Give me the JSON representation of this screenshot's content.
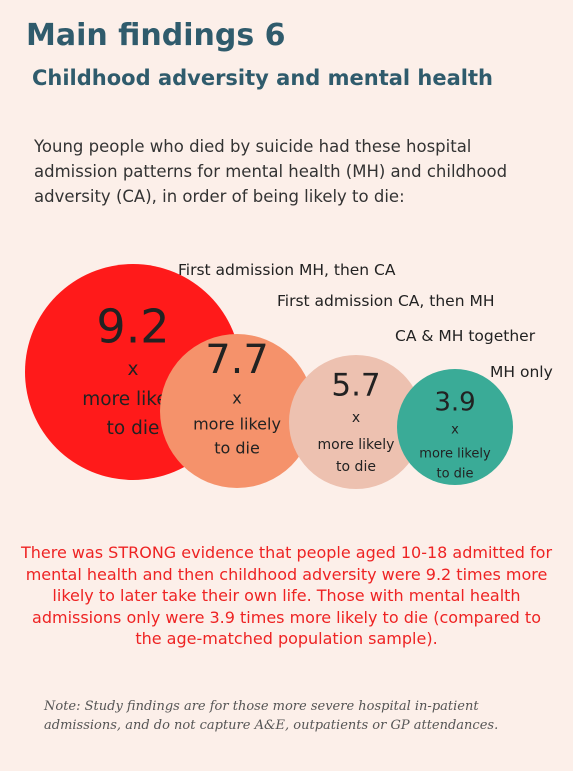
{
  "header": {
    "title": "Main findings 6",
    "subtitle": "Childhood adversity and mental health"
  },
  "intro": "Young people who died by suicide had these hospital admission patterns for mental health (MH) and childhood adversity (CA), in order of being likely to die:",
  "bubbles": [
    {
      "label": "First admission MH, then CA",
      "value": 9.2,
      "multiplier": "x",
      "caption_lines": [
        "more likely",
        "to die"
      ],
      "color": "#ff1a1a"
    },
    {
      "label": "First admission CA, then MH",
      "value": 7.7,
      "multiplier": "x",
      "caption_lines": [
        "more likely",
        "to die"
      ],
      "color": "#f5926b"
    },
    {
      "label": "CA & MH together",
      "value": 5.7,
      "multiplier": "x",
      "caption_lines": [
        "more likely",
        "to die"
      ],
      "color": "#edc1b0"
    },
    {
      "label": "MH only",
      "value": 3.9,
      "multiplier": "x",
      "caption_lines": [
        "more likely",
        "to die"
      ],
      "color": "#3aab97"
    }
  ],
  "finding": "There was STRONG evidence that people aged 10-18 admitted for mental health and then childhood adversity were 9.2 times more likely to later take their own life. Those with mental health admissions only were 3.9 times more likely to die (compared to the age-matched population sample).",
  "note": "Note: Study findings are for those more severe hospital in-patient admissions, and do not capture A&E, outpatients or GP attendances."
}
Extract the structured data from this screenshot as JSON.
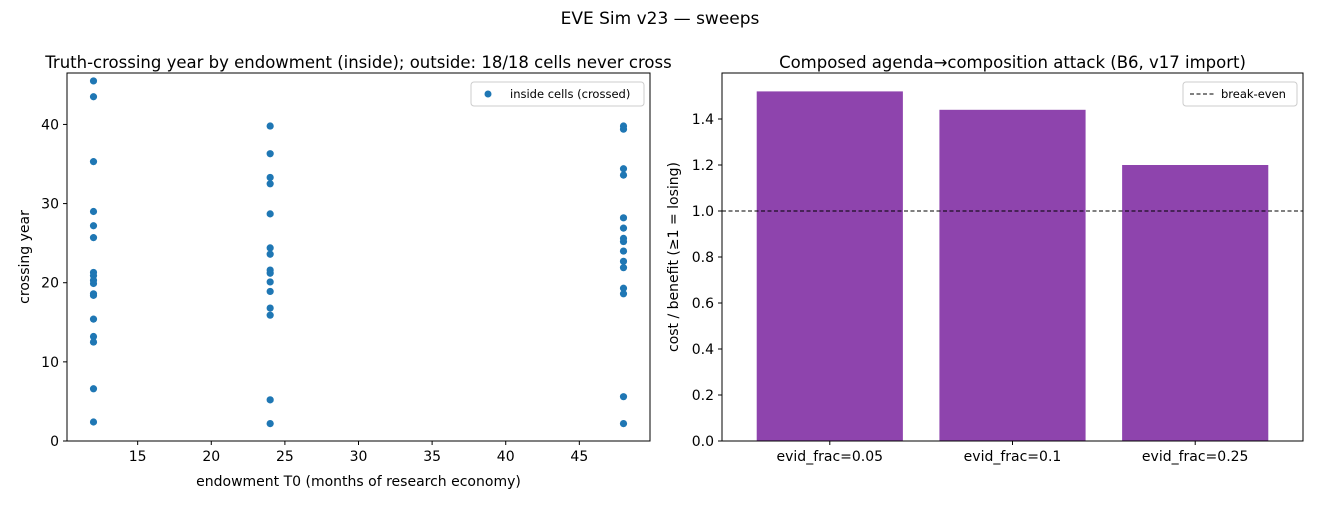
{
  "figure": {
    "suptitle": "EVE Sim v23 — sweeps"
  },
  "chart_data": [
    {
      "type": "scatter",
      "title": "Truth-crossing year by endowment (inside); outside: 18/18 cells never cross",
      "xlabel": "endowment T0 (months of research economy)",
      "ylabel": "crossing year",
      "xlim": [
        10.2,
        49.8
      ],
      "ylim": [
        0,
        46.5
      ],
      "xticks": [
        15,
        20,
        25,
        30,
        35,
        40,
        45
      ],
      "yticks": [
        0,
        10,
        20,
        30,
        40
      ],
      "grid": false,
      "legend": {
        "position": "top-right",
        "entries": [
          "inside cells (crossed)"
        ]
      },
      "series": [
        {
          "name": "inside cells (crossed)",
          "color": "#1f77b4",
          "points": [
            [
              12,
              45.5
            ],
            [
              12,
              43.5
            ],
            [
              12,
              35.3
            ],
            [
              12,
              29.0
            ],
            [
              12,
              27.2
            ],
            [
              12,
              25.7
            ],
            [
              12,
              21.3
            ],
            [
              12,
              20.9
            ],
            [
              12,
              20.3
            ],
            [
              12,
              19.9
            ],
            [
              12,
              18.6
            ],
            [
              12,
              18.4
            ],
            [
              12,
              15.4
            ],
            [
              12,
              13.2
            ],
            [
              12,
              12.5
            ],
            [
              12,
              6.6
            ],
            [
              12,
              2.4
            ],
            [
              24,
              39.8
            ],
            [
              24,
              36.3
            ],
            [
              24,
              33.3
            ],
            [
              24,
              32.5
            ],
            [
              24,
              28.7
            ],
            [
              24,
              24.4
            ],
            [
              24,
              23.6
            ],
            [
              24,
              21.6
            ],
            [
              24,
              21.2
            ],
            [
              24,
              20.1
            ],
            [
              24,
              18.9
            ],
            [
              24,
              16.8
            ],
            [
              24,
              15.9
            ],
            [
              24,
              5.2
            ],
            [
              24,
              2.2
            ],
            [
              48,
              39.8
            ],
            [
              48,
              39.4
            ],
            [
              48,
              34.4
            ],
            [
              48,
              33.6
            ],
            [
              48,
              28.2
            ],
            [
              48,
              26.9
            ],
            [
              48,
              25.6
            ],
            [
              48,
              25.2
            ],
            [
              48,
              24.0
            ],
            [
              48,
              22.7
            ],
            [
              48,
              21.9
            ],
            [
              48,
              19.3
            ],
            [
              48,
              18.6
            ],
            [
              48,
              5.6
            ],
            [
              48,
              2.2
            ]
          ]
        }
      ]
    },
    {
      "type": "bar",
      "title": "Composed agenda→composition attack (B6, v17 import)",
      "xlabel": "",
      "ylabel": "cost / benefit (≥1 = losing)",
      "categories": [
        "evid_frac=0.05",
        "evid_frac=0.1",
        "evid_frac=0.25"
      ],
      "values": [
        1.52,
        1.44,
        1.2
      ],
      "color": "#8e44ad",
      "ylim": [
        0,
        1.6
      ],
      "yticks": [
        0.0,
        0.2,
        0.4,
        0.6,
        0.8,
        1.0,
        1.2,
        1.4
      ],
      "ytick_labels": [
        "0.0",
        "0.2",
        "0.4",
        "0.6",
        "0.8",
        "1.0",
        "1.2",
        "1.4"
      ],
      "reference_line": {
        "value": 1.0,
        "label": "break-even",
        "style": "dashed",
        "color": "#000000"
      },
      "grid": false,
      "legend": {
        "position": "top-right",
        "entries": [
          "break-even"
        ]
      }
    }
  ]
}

◆ ◆ ◆ ◆ ◆ ◆ ◆

— Aim of the exercise —
Make an exact copy of all the material, but keep the pictures out of it.

— Answer to the exercise —
Give me the JSON representation of this screenshot's content.
{
  "header": {
    "title": "Main findings 6",
    "subtitle": "Childhood adversity and mental health"
  },
  "intro": "Young people who died by suicide had these hospital admission patterns for mental health (MH) and childhood adversity (CA), in order of being likely to die:",
  "bubbles": [
    {
      "label": "First admission MH, then CA",
      "value": 9.2,
      "multiplier": "x",
      "caption_lines": [
        "more likely",
        "to die"
      ],
      "color": "#ff1a1a"
    },
    {
      "label": "First admission CA, then MH",
      "value": 7.7,
      "multiplier": "x",
      "caption_lines": [
        "more likely",
        "to die"
      ],
      "color": "#f5926b"
    },
    {
      "label": "CA & MH together",
      "value": 5.7,
      "multiplier": "x",
      "caption_lines": [
        "more likely",
        "to die"
      ],
      "color": "#edc1b0"
    },
    {
      "label": "MH only",
      "value": 3.9,
      "multiplier": "x",
      "caption_lines": [
        "more likely",
        "to die"
      ],
      "color": "#3aab97"
    }
  ],
  "finding": "There was STRONG evidence that people aged 10-18 admitted for mental health and then childhood adversity were 9.2 times more likely to later take their own life. Those with mental health admissions only were 3.9 times more likely to die (compared to the age-matched population sample).",
  "note": "Note: Study findings are for those more severe hospital in-patient admissions, and do not capture A&E, outpatients or GP attendances."
}
Extract the structured data from this screenshot as JSON.
{
  "figure": {
    "suptitle": "EVE Sim v23 — sweeps"
  },
  "chart_data": [
    {
      "type": "scatter",
      "title": "Truth-crossing year by endowment (inside); outside: 18/18 cells never cross",
      "xlabel": "endowment T0 (months of research economy)",
      "ylabel": "crossing year",
      "xlim": [
        10.2,
        49.8
      ],
      "ylim": [
        0,
        46.5
      ],
      "xticks": [
        15,
        20,
        25,
        30,
        35,
        40,
        45
      ],
      "yticks": [
        0,
        10,
        20,
        30,
        40
      ],
      "grid": false,
      "legend": {
        "position": "top-right",
        "entries": [
          "inside cells (crossed)"
        ]
      },
      "series": [
        {
          "name": "inside cells (crossed)",
          "color": "#1f77b4",
          "points": [
            [
              12,
              45.5
            ],
            [
              12,
              43.5
            ],
            [
              12,
              35.3
            ],
            [
              12,
              29.0
            ],
            [
              12,
              27.2
            ],
            [
              12,
              25.7
            ],
            [
              12,
              21.3
            ],
            [
              12,
              20.9
            ],
            [
              12,
              20.3
            ],
            [
              12,
              19.9
            ],
            [
              12,
              18.6
            ],
            [
              12,
              18.4
            ],
            [
              12,
              15.4
            ],
            [
              12,
              13.2
            ],
            [
              12,
              12.5
            ],
            [
              12,
              6.6
            ],
            [
              12,
              2.4
            ],
            [
              24,
              39.8
            ],
            [
              24,
              36.3
            ],
            [
              24,
              33.3
            ],
            [
              24,
              32.5
            ],
            [
              24,
              28.7
            ],
            [
              24,
              24.4
            ],
            [
              24,
              23.6
            ],
            [
              24,
              21.6
            ],
            [
              24,
              21.2
            ],
            [
              24,
              20.1
            ],
            [
              24,
              18.9
            ],
            [
              24,
              16.8
            ],
            [
              24,
              15.9
            ],
            [
              24,
              5.2
            ],
            [
              24,
              2.2
            ],
            [
              48,
              39.8
            ],
            [
              48,
              39.4
            ],
            [
              48,
              34.4
            ],
            [
              48,
              33.6
            ],
            [
              48,
              28.2
            ],
            [
              48,
              26.9
            ],
            [
              48,
              25.6
            ],
            [
              48,
              25.2
            ],
            [
              48,
              24.0
            ],
            [
              48,
              22.7
            ],
            [
              48,
              21.9
            ],
            [
              48,
              19.3
            ],
            [
              48,
              18.6
            ],
            [
              48,
              5.6
            ],
            [
              48,
              2.2
            ]
          ]
        }
      ]
    },
    {
      "type": "bar",
      "title": "Composed agenda→composition attack (B6, v17 import)",
      "xlabel": "",
      "ylabel": "cost / benefit (≥1 = losing)",
      "categories": [
        "evid_frac=0.05",
        "evid_frac=0.1",
        "evid_frac=0.25"
      ],
      "values": [
        1.52,
        1.44,
        1.2
      ],
      "color": "#8e44ad",
      "ylim": [
        0,
        1.6
      ],
      "yticks": [
        0.0,
        0.2,
        0.4,
        0.6,
        0.8,
        1.0,
        1.2,
        1.4
      ],
      "ytick_labels": [
        "0.0",
        "0.2",
        "0.4",
        "0.6",
        "0.8",
        "1.0",
        "1.2",
        "1.4"
      ],
      "reference_line": {
        "value": 1.0,
        "label": "break-even",
        "style": "dashed",
        "color": "#000000"
      },
      "grid": false,
      "legend": {
        "position": "top-right",
        "entries": [
          "break-even"
        ]
      }
    }
  ]
}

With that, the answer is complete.